■ GIVEN DATA ■
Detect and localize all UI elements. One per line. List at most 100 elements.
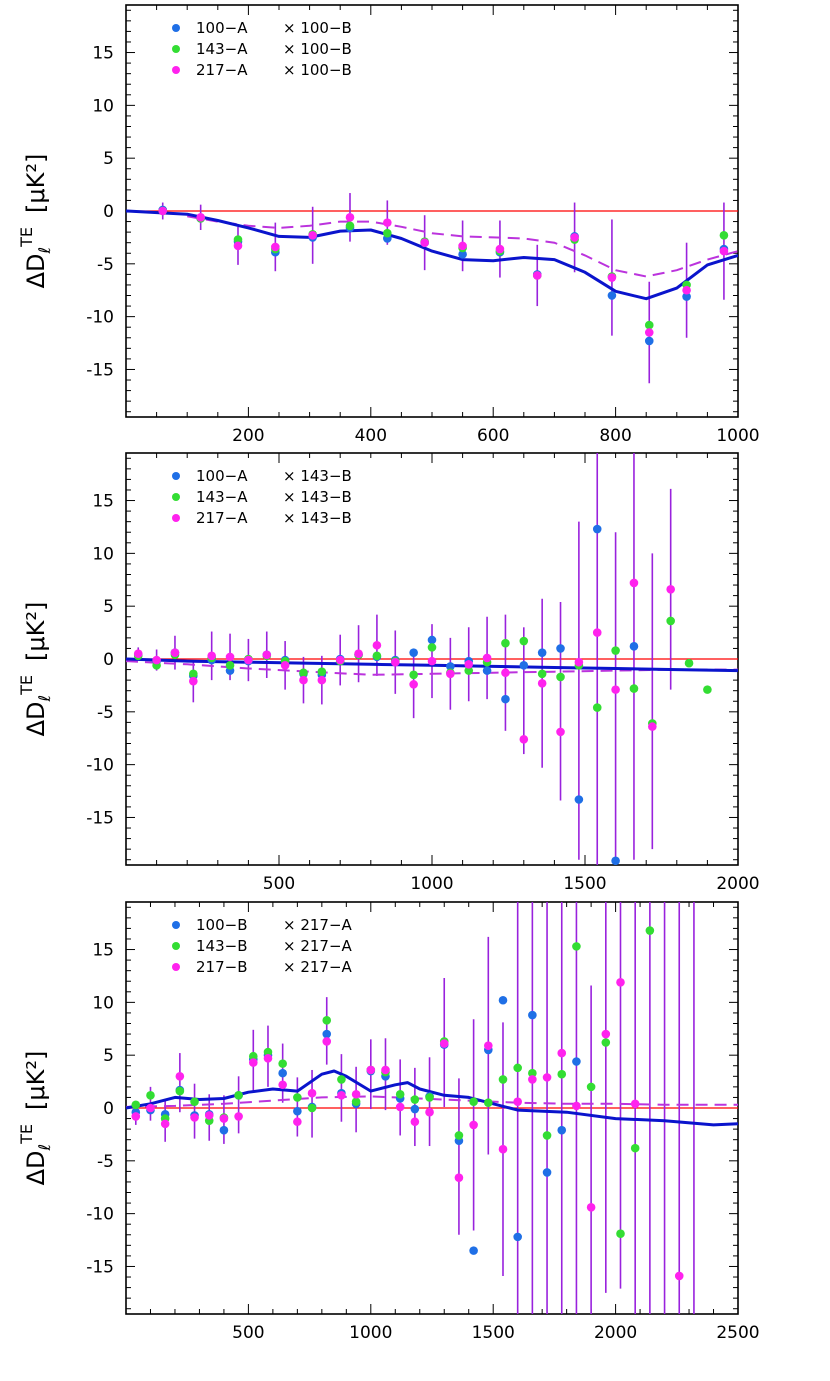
data-point bbox=[411, 1095, 420, 1104]
legend-label: 100−A bbox=[196, 19, 248, 37]
legend-marker bbox=[172, 921, 180, 929]
data-point bbox=[409, 671, 418, 680]
x-tick-label: 1000 bbox=[716, 426, 759, 446]
data-point bbox=[556, 673, 565, 682]
data-point bbox=[226, 653, 235, 662]
data-point bbox=[308, 1089, 317, 1098]
legend-partner: × 143−B bbox=[283, 509, 352, 527]
data-point bbox=[720, 247, 729, 256]
data-point bbox=[196, 213, 205, 222]
data-point bbox=[630, 684, 639, 693]
data-point bbox=[611, 685, 620, 694]
legend: 100−A × 100−B 143−A × 100−B 217−A × 100−B bbox=[172, 19, 352, 79]
legend-partner: × 100−B bbox=[283, 19, 352, 37]
legend-partner: × 217−A bbox=[283, 916, 353, 934]
series-3 bbox=[131, 978, 683, 1280]
data-point bbox=[646, 926, 655, 935]
data-point bbox=[176, 1087, 185, 1096]
legend: 100−B × 217−A143−B × 217−A217−B × 217−A bbox=[172, 916, 353, 976]
legend-label: 100−B bbox=[196, 916, 248, 934]
x-tick-label: 2000 bbox=[594, 1323, 637, 1343]
data-point bbox=[381, 1066, 390, 1075]
legend-marker bbox=[172, 963, 180, 971]
legend-label: 143−B bbox=[196, 937, 248, 955]
data-point bbox=[352, 1097, 361, 1106]
data-point bbox=[293, 1107, 302, 1116]
data-point bbox=[455, 1131, 464, 1140]
y-tick-label: 5 bbox=[103, 1046, 114, 1066]
data-point bbox=[682, 286, 691, 295]
ylabel-delta: ΔD bbox=[22, 1150, 50, 1185]
data-point bbox=[220, 1114, 229, 1123]
data-point bbox=[520, 637, 529, 646]
data-point bbox=[373, 641, 382, 650]
data-point bbox=[469, 1097, 478, 1106]
data-point bbox=[244, 656, 253, 665]
y-tick-label: 10 bbox=[92, 96, 114, 116]
ylabel-sup: TE bbox=[17, 675, 36, 696]
data-point bbox=[262, 650, 271, 659]
data-point bbox=[346, 213, 355, 222]
data-point bbox=[367, 1066, 376, 1075]
data-point bbox=[520, 735, 529, 744]
data-point bbox=[299, 676, 308, 685]
legend-marker bbox=[172, 66, 180, 74]
x-tick-label: 1000 bbox=[410, 874, 453, 894]
ylabel-delta: ΔD bbox=[22, 701, 50, 736]
legend-partner: × 143−B bbox=[283, 488, 352, 506]
x-tick-label: 500 bbox=[232, 1323, 264, 1343]
legend-label: 217−B bbox=[196, 958, 248, 976]
y-tick-label: 15 bbox=[92, 941, 114, 961]
data-point bbox=[608, 291, 617, 300]
ylabel-sub: ℓ bbox=[35, 247, 54, 255]
data-point bbox=[293, 1093, 302, 1102]
data-point bbox=[234, 242, 243, 251]
data-point bbox=[464, 660, 473, 669]
data-point bbox=[322, 1016, 331, 1025]
data-point bbox=[685, 659, 694, 668]
data-point bbox=[631, 1144, 640, 1153]
data-point bbox=[428, 643, 437, 652]
data-point bbox=[587, 1083, 596, 1092]
data-point bbox=[318, 676, 327, 685]
data-point bbox=[499, 1145, 508, 1154]
data-point bbox=[593, 628, 602, 637]
ylabel-units: [μK²] bbox=[22, 602, 50, 661]
x-tick-label: 800 bbox=[599, 426, 631, 446]
data-point bbox=[543, 1073, 552, 1082]
data-point bbox=[501, 695, 510, 704]
data-point bbox=[630, 579, 639, 588]
data-point bbox=[593, 525, 602, 534]
data-point bbox=[616, 1229, 625, 1238]
y-tick-label: -5 bbox=[97, 703, 114, 723]
series-1 bbox=[134, 525, 638, 865]
data-point bbox=[469, 1246, 478, 1255]
data-point bbox=[278, 1069, 287, 1078]
data-point bbox=[234, 1091, 243, 1100]
data-point bbox=[675, 1272, 684, 1281]
data-point bbox=[383, 218, 392, 227]
y-tick-label: -10 bbox=[86, 756, 114, 776]
data-point bbox=[146, 1091, 155, 1100]
data-point bbox=[587, 1203, 596, 1212]
panel-1: -15 -10 -5 0 5 10 15 200 400 600 800 1000 100−A × 100… bbox=[17, 5, 760, 446]
panel-3: -15 -10 -5 0 5 10 15 500 1000 1500 2000 2500 100−B × … bbox=[17, 676, 760, 1381]
data-point bbox=[528, 1075, 537, 1084]
y-tick-label: 10 bbox=[92, 993, 114, 1013]
data-point bbox=[161, 1120, 170, 1129]
x-tick-label: 600 bbox=[477, 426, 509, 446]
data-point bbox=[469, 1121, 478, 1130]
data-point bbox=[396, 1090, 405, 1099]
y-tick-label: -10 bbox=[86, 1205, 114, 1225]
data-point bbox=[336, 656, 345, 665]
data-point bbox=[226, 661, 235, 670]
data-point bbox=[281, 661, 290, 670]
x-tick-label: 2000 bbox=[716, 874, 759, 894]
data-point bbox=[520, 661, 529, 670]
legend-label: 143−A bbox=[196, 40, 248, 58]
data-point bbox=[533, 271, 542, 280]
ylabel-sub: ℓ bbox=[35, 695, 54, 703]
x-tick-label: 1500 bbox=[563, 874, 606, 894]
figure: -15-10-5051015200 400 600 800 1000100−A × 100… bbox=[0, 0, 830, 1381]
data-point bbox=[608, 273, 617, 282]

■ PROBLEM STATEMENT ■
Convert the stretch of lines from the one containing "data-point bbox=[411, 1095, 420, 1104]" through the one containing "data-point bbox=[293, 1093, 302, 1102]", both included, into a JSON list of strings with one string per line, omitting any blank lines.

■ RESPONSE FOR THIS EXERCISE ■
[
  "data-point bbox=[411, 1095, 420, 1104]",
  "legend-label: 100−A bbox=[196, 19, 248, 37]",
  "legend-marker bbox=[172, 921, 180, 929]",
  "data-point bbox=[409, 671, 418, 680]",
  "x-tick-label: 1000 bbox=[716, 426, 759, 446]",
  "data-point bbox=[556, 673, 565, 682]",
  "data-point bbox=[226, 653, 235, 662]",
  "data-point bbox=[308, 1089, 317, 1098]",
  "legend-partner: × 143−B bbox=[283, 509, 352, 527]",
  "data-point bbox=[720, 247, 729, 256]",
  "data-point bbox=[196, 213, 205, 222]",
  "data-point bbox=[630, 684, 639, 693]",
  "data-point bbox=[611, 685, 620, 694]",
  "legend: 100−A × 100−B 143−A × 100−B 217−A × 100−B bbox=[172, 19, 352, 79]",
  "legend-partner: × 100−B bbox=[283, 19, 352, 37]",
  "legend-partner: × 217−A bbox=[283, 916, 353, 934]",
  "series-3 bbox=[131, 978, 683, 1280]",
  "data-point bbox=[646, 926, 655, 935]",
  "data-point bbox=[176, 1087, 185, 1096]",
  "legend: 100−B × 217−A143−B × 217−A217−B × 217−A bbox=[172, 916, 353, 976]",
  "legend-label: 100−B bbox=[196, 916, 248, 934]",
  "x-tick-label: 2000 bbox=[594, 1323, 637, 1343]",
  "data-point bbox=[381, 1066, 390, 1075]",
  "legend-marker bbox=[172, 963, 180, 971]",
  "legend-label: 143−B bbox=[196, 937, 248, 955]",
  "data-point bbox=[352, 1097, 361, 1106]",
  "data-point bbox=[293, 1107, 302, 1116]",
  "data-point bbox=[455, 1131, 464, 1140]",
  "y-tick-label: 5 bbox=[103, 1046, 114, 1066]",
  "data-point bbox=[682, 286, 691, 295]",
  "ylabel-delta: ΔD bbox=[22, 1150, 50, 1185]",
  "data-point bbox=[220, 1114, 229, 1123]",
  "data-point bbox=[520, 637, 529, 646]",
  "data-point bbox=[373, 641, 382, 650]",
  "data-point bbox=[469, 1097, 478, 1106]",
  "data-point bbox=[244, 656, 253, 665]",
  "y-tick-label: 10 bbox=[92, 96, 114, 116]",
  "ylabel-sup: TE bbox=[17, 675, 36, 696]",
  "data-point bbox=[262, 650, 271, 659]",
  "data-point bbox=[346, 213, 355, 222]",
  "data-point bbox=[367, 1066, 376, 1075]",
  "data-point bbox=[520, 735, 529, 744]",
  "data-point bbox=[299, 676, 308, 685]",
  "legend-marker bbox=[172, 66, 180, 74]",
  "x-tick-label: 1000 bbox=[410, 874, 453, 894]",
  "ylabel-delta: ΔD bbox=[22, 701, 50, 736]",
  "legend-partner: × 143−B bbox=[283, 488, 352, 506]",
  "x-tick-label: 500 bbox=[232, 1323, 264, 1343]",
  "legend-label: 217−B bbox=[196, 958, 248, 976]",
  "y-tick-label: 15 bbox=[92, 941, 114, 961]",
  "data-point bbox=[608, 291, 617, 300]",
  "ylabel-sub: ℓ bbox=[35, 247, 54, 255]",
  "data-point bbox=[293, 1093, 302, 1102]"
]